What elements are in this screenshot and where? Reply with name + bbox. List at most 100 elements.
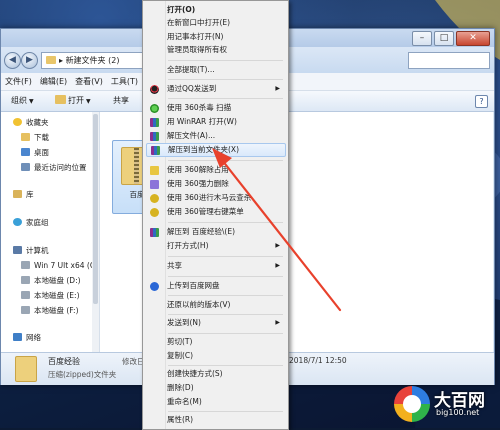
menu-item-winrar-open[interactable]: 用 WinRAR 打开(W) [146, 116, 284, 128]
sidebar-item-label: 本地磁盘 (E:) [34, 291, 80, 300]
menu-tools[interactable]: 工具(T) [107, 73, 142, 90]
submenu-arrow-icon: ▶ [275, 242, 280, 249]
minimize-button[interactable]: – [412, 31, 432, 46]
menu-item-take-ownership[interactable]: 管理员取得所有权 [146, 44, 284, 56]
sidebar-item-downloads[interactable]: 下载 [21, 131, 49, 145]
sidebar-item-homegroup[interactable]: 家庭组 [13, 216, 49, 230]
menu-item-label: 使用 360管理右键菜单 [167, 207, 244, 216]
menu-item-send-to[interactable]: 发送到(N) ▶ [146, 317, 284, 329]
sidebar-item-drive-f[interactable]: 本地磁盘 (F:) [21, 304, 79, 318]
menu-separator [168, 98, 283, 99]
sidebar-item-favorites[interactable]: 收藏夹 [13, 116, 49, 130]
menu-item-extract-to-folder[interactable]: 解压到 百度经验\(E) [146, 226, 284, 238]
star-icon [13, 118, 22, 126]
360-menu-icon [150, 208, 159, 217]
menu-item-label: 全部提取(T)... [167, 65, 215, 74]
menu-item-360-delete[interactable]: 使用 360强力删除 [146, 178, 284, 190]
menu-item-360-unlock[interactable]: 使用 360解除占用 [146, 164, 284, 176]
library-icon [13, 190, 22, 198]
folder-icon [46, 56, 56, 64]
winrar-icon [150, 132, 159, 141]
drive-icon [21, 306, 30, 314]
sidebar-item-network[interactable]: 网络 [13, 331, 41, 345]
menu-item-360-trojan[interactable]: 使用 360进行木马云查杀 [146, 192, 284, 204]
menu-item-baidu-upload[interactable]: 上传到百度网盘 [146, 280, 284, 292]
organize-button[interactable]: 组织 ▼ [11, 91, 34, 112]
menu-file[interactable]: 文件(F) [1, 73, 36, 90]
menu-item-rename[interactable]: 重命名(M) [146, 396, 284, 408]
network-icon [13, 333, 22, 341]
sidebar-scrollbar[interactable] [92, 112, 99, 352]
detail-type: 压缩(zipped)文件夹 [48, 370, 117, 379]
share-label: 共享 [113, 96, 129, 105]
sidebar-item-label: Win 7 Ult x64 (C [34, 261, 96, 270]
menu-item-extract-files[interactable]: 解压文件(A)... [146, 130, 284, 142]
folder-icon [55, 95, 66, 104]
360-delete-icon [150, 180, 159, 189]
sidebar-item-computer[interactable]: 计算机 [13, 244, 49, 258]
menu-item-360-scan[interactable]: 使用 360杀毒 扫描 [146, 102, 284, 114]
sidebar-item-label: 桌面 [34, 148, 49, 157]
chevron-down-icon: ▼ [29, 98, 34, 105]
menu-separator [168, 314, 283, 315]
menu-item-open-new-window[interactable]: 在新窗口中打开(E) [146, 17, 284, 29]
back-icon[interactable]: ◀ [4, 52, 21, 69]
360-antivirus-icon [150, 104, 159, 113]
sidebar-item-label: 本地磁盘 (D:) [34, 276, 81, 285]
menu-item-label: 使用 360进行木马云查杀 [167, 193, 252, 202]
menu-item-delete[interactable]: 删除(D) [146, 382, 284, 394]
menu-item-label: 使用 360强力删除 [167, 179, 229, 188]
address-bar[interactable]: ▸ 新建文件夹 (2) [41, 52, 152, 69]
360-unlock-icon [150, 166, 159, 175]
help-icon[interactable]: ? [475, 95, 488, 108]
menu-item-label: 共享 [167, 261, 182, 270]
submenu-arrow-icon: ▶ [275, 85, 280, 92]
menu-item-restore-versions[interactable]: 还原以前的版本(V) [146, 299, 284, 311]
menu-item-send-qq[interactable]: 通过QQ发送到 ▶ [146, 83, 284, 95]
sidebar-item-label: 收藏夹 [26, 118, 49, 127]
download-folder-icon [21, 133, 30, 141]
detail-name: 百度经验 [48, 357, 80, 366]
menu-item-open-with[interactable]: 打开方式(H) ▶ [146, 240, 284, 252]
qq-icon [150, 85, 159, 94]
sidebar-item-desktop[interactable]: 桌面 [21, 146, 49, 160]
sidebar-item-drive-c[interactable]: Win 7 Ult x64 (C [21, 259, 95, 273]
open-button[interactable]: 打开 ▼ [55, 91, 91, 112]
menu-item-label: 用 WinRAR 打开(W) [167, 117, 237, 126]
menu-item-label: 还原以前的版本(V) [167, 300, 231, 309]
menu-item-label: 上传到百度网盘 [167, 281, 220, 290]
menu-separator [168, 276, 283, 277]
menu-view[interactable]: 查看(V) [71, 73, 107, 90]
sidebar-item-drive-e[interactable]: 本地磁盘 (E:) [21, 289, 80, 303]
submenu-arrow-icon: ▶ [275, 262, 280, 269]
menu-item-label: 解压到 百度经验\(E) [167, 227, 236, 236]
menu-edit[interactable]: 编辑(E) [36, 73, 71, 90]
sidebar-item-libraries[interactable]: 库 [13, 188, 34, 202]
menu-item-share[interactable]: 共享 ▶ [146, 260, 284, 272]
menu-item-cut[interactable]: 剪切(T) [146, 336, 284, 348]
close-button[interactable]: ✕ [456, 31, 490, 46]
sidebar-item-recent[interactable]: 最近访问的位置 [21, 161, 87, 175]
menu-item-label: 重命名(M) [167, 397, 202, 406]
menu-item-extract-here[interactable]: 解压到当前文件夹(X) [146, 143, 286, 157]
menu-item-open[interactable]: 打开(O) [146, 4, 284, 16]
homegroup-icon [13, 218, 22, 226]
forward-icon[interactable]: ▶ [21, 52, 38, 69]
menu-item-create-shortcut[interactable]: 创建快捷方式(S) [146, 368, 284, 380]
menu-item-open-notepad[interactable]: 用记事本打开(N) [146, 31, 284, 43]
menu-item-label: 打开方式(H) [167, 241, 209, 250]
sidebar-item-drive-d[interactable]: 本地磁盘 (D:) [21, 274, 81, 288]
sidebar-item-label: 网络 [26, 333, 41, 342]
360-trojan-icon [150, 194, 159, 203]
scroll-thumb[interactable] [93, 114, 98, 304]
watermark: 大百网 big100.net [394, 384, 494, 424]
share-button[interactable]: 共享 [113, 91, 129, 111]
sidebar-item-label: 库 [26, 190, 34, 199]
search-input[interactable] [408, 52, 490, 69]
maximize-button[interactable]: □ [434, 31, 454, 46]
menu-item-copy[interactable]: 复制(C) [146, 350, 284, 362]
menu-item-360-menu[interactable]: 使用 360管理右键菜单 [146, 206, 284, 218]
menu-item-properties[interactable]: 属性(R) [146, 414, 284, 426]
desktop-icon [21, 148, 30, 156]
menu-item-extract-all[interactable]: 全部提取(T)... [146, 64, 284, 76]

..........

▶ _PROBLEM STATEMENT_: Note down each line above where the word "network" occurs.

▶ _ANSWER TO THE PROBLEM_:
sidebar-item-network[interactable]: 网络 [13, 331, 41, 345]
network-icon [13, 333, 22, 341]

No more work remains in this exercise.